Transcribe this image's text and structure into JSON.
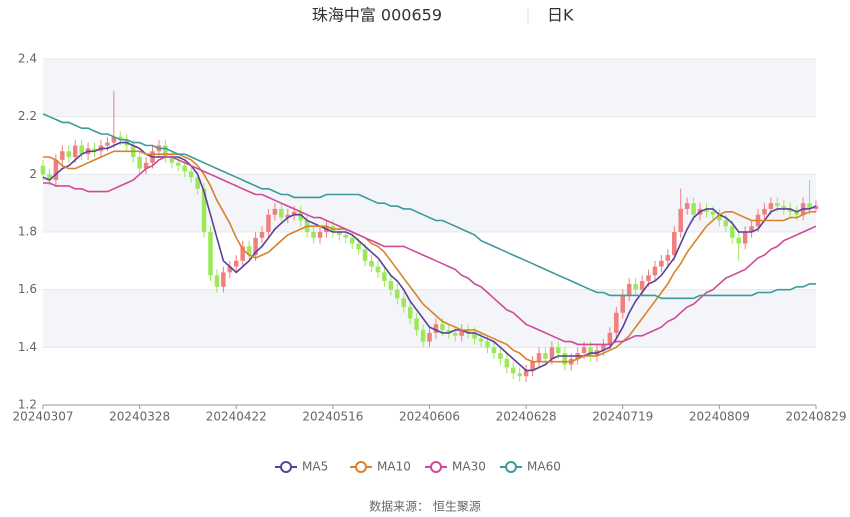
{
  "chart_data": {
    "type": "candlestick",
    "title": "珠海中富 000659",
    "period": "日K",
    "source": "数据来源： 恒生聚源",
    "categories": [
      "20240307",
      null,
      null,
      null,
      null,
      null,
      null,
      null,
      null,
      null,
      null,
      null,
      null,
      null,
      null,
      "20240328",
      null,
      null,
      null,
      null,
      null,
      null,
      null,
      null,
      null,
      null,
      null,
      null,
      null,
      null,
      "20240422",
      null,
      null,
      null,
      null,
      null,
      null,
      null,
      null,
      null,
      null,
      null,
      null,
      null,
      null,
      "20240516",
      null,
      null,
      null,
      null,
      null,
      null,
      null,
      null,
      null,
      null,
      null,
      null,
      null,
      null,
      "20240606",
      null,
      null,
      null,
      null,
      null,
      null,
      null,
      null,
      null,
      null,
      null,
      null,
      null,
      null,
      "20240628",
      null,
      null,
      null,
      null,
      null,
      null,
      null,
      null,
      null,
      null,
      null,
      null,
      null,
      null,
      "20240719",
      null,
      null,
      null,
      null,
      null,
      null,
      null,
      null,
      null,
      null,
      null,
      null,
      null,
      null,
      "20240809",
      null,
      null,
      null,
      null,
      null,
      null,
      null,
      null,
      null,
      null,
      null,
      null,
      null,
      null,
      "20240829"
    ],
    "open": [
      2.03,
      2.0,
      1.98,
      2.05,
      2.08,
      2.06,
      2.1,
      2.07,
      2.09,
      2.08,
      2.1,
      2.11,
      2.13,
      2.12,
      2.1,
      2.06,
      2.02,
      2.04,
      2.08,
      2.1,
      2.06,
      2.04,
      2.03,
      2.01,
      1.99,
      1.95,
      1.8,
      1.65,
      1.61,
      1.66,
      1.68,
      1.7,
      1.75,
      1.72,
      1.78,
      1.8,
      1.86,
      1.88,
      1.85,
      1.86,
      1.87,
      1.84,
      1.8,
      1.78,
      1.8,
      1.82,
      1.8,
      1.79,
      1.78,
      1.76,
      1.74,
      1.7,
      1.68,
      1.66,
      1.63,
      1.6,
      1.57,
      1.54,
      1.5,
      1.46,
      1.42,
      1.45,
      1.48,
      1.46,
      1.45,
      1.44,
      1.46,
      1.45,
      1.43,
      1.42,
      1.4,
      1.38,
      1.36,
      1.33,
      1.31,
      1.3,
      1.32,
      1.35,
      1.38,
      1.36,
      1.4,
      1.38,
      1.34,
      1.36,
      1.38,
      1.4,
      1.37,
      1.39,
      1.41,
      1.45,
      1.52,
      1.58,
      1.62,
      1.6,
      1.63,
      1.65,
      1.68,
      1.7,
      1.72,
      1.8,
      1.88,
      1.9,
      1.86,
      1.88,
      1.87,
      1.86,
      1.84,
      1.82,
      1.78,
      1.76,
      1.8,
      1.82,
      1.86,
      1.88,
      1.9,
      1.89,
      1.88,
      1.87,
      1.86,
      1.9,
      1.88
    ],
    "high": [
      2.05,
      2.02,
      2.07,
      2.1,
      2.1,
      2.12,
      2.12,
      2.11,
      2.11,
      2.12,
      2.13,
      2.29,
      2.15,
      2.14,
      2.12,
      2.08,
      2.06,
      2.1,
      2.12,
      2.12,
      2.08,
      2.06,
      2.05,
      2.03,
      2.01,
      1.97,
      1.82,
      1.67,
      1.68,
      1.7,
      1.72,
      1.77,
      1.77,
      1.8,
      1.82,
      1.88,
      1.9,
      1.9,
      1.88,
      1.89,
      1.89,
      1.86,
      1.82,
      1.82,
      1.84,
      1.84,
      1.82,
      1.81,
      1.8,
      1.78,
      1.76,
      1.72,
      1.7,
      1.68,
      1.65,
      1.62,
      1.59,
      1.56,
      1.52,
      1.48,
      1.47,
      1.5,
      1.5,
      1.48,
      1.47,
      1.48,
      1.48,
      1.47,
      1.45,
      1.44,
      1.42,
      1.4,
      1.38,
      1.35,
      1.33,
      1.34,
      1.37,
      1.4,
      1.4,
      1.42,
      1.42,
      1.4,
      1.38,
      1.4,
      1.42,
      1.42,
      1.41,
      1.43,
      1.47,
      1.54,
      1.6,
      1.64,
      1.64,
      1.65,
      1.67,
      1.7,
      1.72,
      1.74,
      1.82,
      1.95,
      1.92,
      1.92,
      1.9,
      1.9,
      1.89,
      1.88,
      1.86,
      1.84,
      1.8,
      1.82,
      1.84,
      1.88,
      1.9,
      1.92,
      1.92,
      1.91,
      1.9,
      1.89,
      1.92,
      1.98,
      1.91
    ],
    "low": [
      1.98,
      1.96,
      1.96,
      2.03,
      2.04,
      2.04,
      2.05,
      2.05,
      2.06,
      2.06,
      2.08,
      2.09,
      2.1,
      2.08,
      2.04,
      2.0,
      2.0,
      2.02,
      2.06,
      2.04,
      2.02,
      2.01,
      1.99,
      1.97,
      1.93,
      1.78,
      1.63,
      1.59,
      1.59,
      1.64,
      1.66,
      1.68,
      1.7,
      1.7,
      1.76,
      1.78,
      1.84,
      1.83,
      1.83,
      1.84,
      1.82,
      1.78,
      1.76,
      1.76,
      1.78,
      1.78,
      1.77,
      1.76,
      1.74,
      1.72,
      1.68,
      1.66,
      1.64,
      1.61,
      1.58,
      1.55,
      1.52,
      1.48,
      1.44,
      1.4,
      1.4,
      1.43,
      1.44,
      1.43,
      1.42,
      1.42,
      1.43,
      1.41,
      1.4,
      1.38,
      1.36,
      1.34,
      1.31,
      1.29,
      1.28,
      1.28,
      1.3,
      1.33,
      1.34,
      1.34,
      1.36,
      1.32,
      1.32,
      1.34,
      1.36,
      1.35,
      1.35,
      1.37,
      1.39,
      1.43,
      1.5,
      1.56,
      1.58,
      1.58,
      1.61,
      1.63,
      1.66,
      1.68,
      1.7,
      1.78,
      1.86,
      1.84,
      1.84,
      1.85,
      1.84,
      1.82,
      1.8,
      1.76,
      1.7,
      1.74,
      1.78,
      1.8,
      1.84,
      1.86,
      1.87,
      1.86,
      1.85,
      1.84,
      1.84,
      1.86,
      1.87
    ],
    "close": [
      2.0,
      1.98,
      2.05,
      2.08,
      2.06,
      2.1,
      2.07,
      2.09,
      2.08,
      2.1,
      2.11,
      2.13,
      2.12,
      2.1,
      2.06,
      2.02,
      2.04,
      2.08,
      2.1,
      2.06,
      2.04,
      2.03,
      2.01,
      1.99,
      1.95,
      1.8,
      1.65,
      1.61,
      1.66,
      1.68,
      1.7,
      1.75,
      1.72,
      1.78,
      1.8,
      1.86,
      1.88,
      1.85,
      1.86,
      1.87,
      1.84,
      1.8,
      1.78,
      1.8,
      1.82,
      1.8,
      1.79,
      1.78,
      1.76,
      1.74,
      1.7,
      1.68,
      1.66,
      1.63,
      1.6,
      1.57,
      1.54,
      1.5,
      1.46,
      1.42,
      1.45,
      1.48,
      1.46,
      1.45,
      1.44,
      1.46,
      1.45,
      1.43,
      1.42,
      1.4,
      1.38,
      1.36,
      1.33,
      1.31,
      1.3,
      1.32,
      1.35,
      1.38,
      1.36,
      1.4,
      1.38,
      1.34,
      1.36,
      1.38,
      1.4,
      1.37,
      1.39,
      1.41,
      1.45,
      1.52,
      1.58,
      1.62,
      1.6,
      1.63,
      1.65,
      1.68,
      1.7,
      1.72,
      1.8,
      1.88,
      1.9,
      1.86,
      1.88,
      1.87,
      1.86,
      1.84,
      1.82,
      1.78,
      1.76,
      1.8,
      1.82,
      1.86,
      1.88,
      1.9,
      1.89,
      1.88,
      1.87,
      1.86,
      1.9,
      1.88,
      1.89
    ],
    "up_color": "#ef8080",
    "down_color": "#9be85a",
    "series": [
      {
        "name": "MA5",
        "color": "#5b3f9a",
        "values": [
          1.99,
          1.98,
          2.0,
          2.02,
          2.03,
          2.05,
          2.07,
          2.08,
          2.08,
          2.09,
          2.09,
          2.1,
          2.11,
          2.11,
          2.1,
          2.09,
          2.07,
          2.06,
          2.06,
          2.06,
          2.06,
          2.06,
          2.05,
          2.03,
          2.0,
          1.94,
          1.86,
          1.78,
          1.7,
          1.68,
          1.66,
          1.68,
          1.7,
          1.73,
          1.75,
          1.78,
          1.81,
          1.83,
          1.85,
          1.86,
          1.86,
          1.84,
          1.83,
          1.82,
          1.81,
          1.8,
          1.8,
          1.8,
          1.79,
          1.77,
          1.75,
          1.73,
          1.71,
          1.68,
          1.65,
          1.63,
          1.6,
          1.56,
          1.53,
          1.5,
          1.47,
          1.46,
          1.45,
          1.45,
          1.46,
          1.46,
          1.45,
          1.45,
          1.44,
          1.43,
          1.42,
          1.4,
          1.38,
          1.36,
          1.34,
          1.32,
          1.32,
          1.33,
          1.34,
          1.36,
          1.37,
          1.37,
          1.37,
          1.37,
          1.37,
          1.38,
          1.38,
          1.39,
          1.4,
          1.43,
          1.47,
          1.52,
          1.56,
          1.59,
          1.62,
          1.63,
          1.65,
          1.68,
          1.71,
          1.76,
          1.81,
          1.85,
          1.87,
          1.88,
          1.88,
          1.86,
          1.85,
          1.83,
          1.8,
          1.8,
          1.8,
          1.81,
          1.84,
          1.87,
          1.88,
          1.88,
          1.88,
          1.87,
          1.88,
          1.88,
          1.89
        ]
      },
      {
        "name": "MA10",
        "color": "#d9822b",
        "values": [
          2.06,
          2.06,
          2.05,
          2.03,
          2.02,
          2.02,
          2.03,
          2.04,
          2.05,
          2.06,
          2.07,
          2.08,
          2.08,
          2.08,
          2.08,
          2.08,
          2.07,
          2.07,
          2.07,
          2.07,
          2.07,
          2.07,
          2.06,
          2.05,
          2.03,
          2.0,
          1.96,
          1.91,
          1.87,
          1.83,
          1.78,
          1.74,
          1.72,
          1.71,
          1.72,
          1.73,
          1.75,
          1.77,
          1.79,
          1.8,
          1.81,
          1.82,
          1.82,
          1.82,
          1.82,
          1.81,
          1.81,
          1.81,
          1.8,
          1.79,
          1.78,
          1.76,
          1.75,
          1.73,
          1.7,
          1.67,
          1.64,
          1.61,
          1.58,
          1.55,
          1.53,
          1.51,
          1.49,
          1.48,
          1.47,
          1.46,
          1.46,
          1.46,
          1.45,
          1.44,
          1.43,
          1.42,
          1.41,
          1.39,
          1.38,
          1.36,
          1.35,
          1.35,
          1.35,
          1.35,
          1.35,
          1.35,
          1.35,
          1.36,
          1.37,
          1.37,
          1.37,
          1.38,
          1.39,
          1.4,
          1.42,
          1.44,
          1.47,
          1.5,
          1.53,
          1.56,
          1.59,
          1.62,
          1.66,
          1.69,
          1.73,
          1.76,
          1.79,
          1.82,
          1.84,
          1.86,
          1.87,
          1.87,
          1.86,
          1.85,
          1.84,
          1.84,
          1.84,
          1.84,
          1.84,
          1.84,
          1.85,
          1.85,
          1.86,
          1.87,
          1.87
        ]
      },
      {
        "name": "MA30",
        "color": "#cf4a98",
        "values": [
          1.97,
          1.97,
          1.96,
          1.96,
          1.96,
          1.95,
          1.95,
          1.94,
          1.94,
          1.94,
          1.94,
          1.95,
          1.96,
          1.97,
          1.98,
          2.0,
          2.02,
          2.03,
          2.05,
          2.06,
          2.06,
          2.05,
          2.04,
          2.03,
          2.02,
          2.01,
          2.0,
          1.99,
          1.98,
          1.97,
          1.96,
          1.95,
          1.94,
          1.93,
          1.93,
          1.92,
          1.91,
          1.9,
          1.89,
          1.88,
          1.87,
          1.86,
          1.85,
          1.85,
          1.84,
          1.83,
          1.82,
          1.81,
          1.8,
          1.79,
          1.78,
          1.77,
          1.76,
          1.75,
          1.75,
          1.75,
          1.75,
          1.74,
          1.73,
          1.72,
          1.71,
          1.7,
          1.69,
          1.68,
          1.67,
          1.65,
          1.64,
          1.62,
          1.61,
          1.59,
          1.57,
          1.55,
          1.53,
          1.52,
          1.5,
          1.48,
          1.47,
          1.46,
          1.45,
          1.44,
          1.43,
          1.42,
          1.42,
          1.41,
          1.41,
          1.41,
          1.41,
          1.41,
          1.41,
          1.42,
          1.42,
          1.43,
          1.44,
          1.44,
          1.45,
          1.46,
          1.47,
          1.49,
          1.5,
          1.52,
          1.54,
          1.55,
          1.57,
          1.59,
          1.6,
          1.62,
          1.64,
          1.65,
          1.66,
          1.67,
          1.69,
          1.71,
          1.72,
          1.74,
          1.75,
          1.77,
          1.78,
          1.79,
          1.8,
          1.81,
          1.82
        ]
      },
      {
        "name": "MA60",
        "color": "#3d9a9a",
        "values": [
          2.21,
          2.2,
          2.19,
          2.18,
          2.18,
          2.17,
          2.16,
          2.16,
          2.15,
          2.14,
          2.14,
          2.13,
          2.12,
          2.12,
          2.11,
          2.11,
          2.1,
          2.1,
          2.09,
          2.09,
          2.08,
          2.07,
          2.07,
          2.06,
          2.05,
          2.04,
          2.03,
          2.02,
          2.01,
          2.0,
          1.99,
          1.98,
          1.97,
          1.96,
          1.95,
          1.95,
          1.94,
          1.93,
          1.93,
          1.92,
          1.92,
          1.92,
          1.92,
          1.92,
          1.93,
          1.93,
          1.93,
          1.93,
          1.93,
          1.93,
          1.92,
          1.91,
          1.9,
          1.9,
          1.89,
          1.89,
          1.88,
          1.88,
          1.87,
          1.86,
          1.85,
          1.84,
          1.84,
          1.83,
          1.82,
          1.81,
          1.8,
          1.79,
          1.77,
          1.76,
          1.75,
          1.74,
          1.73,
          1.72,
          1.71,
          1.7,
          1.69,
          1.68,
          1.67,
          1.66,
          1.65,
          1.64,
          1.63,
          1.62,
          1.61,
          1.6,
          1.59,
          1.59,
          1.58,
          1.58,
          1.58,
          1.58,
          1.58,
          1.58,
          1.58,
          1.58,
          1.57,
          1.57,
          1.57,
          1.57,
          1.57,
          1.57,
          1.58,
          1.58,
          1.58,
          1.58,
          1.58,
          1.58,
          1.58,
          1.58,
          1.58,
          1.59,
          1.59,
          1.59,
          1.6,
          1.6,
          1.6,
          1.61,
          1.61,
          1.62,
          1.62
        ]
      }
    ],
    "ylim": [
      1.2,
      2.4
    ],
    "yticks": [
      1.2,
      1.4,
      1.6,
      1.8,
      2,
      2.2,
      2.4
    ],
    "grid": true
  }
}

##########

TASK DESCRIPTION:
In the records above, locate each line with the word "name". Copy all such lines.

EXERCISE ANSWER:
        "name": "MA5",
        "name": "MA10",
        "name": "MA30",
        "name": "MA60",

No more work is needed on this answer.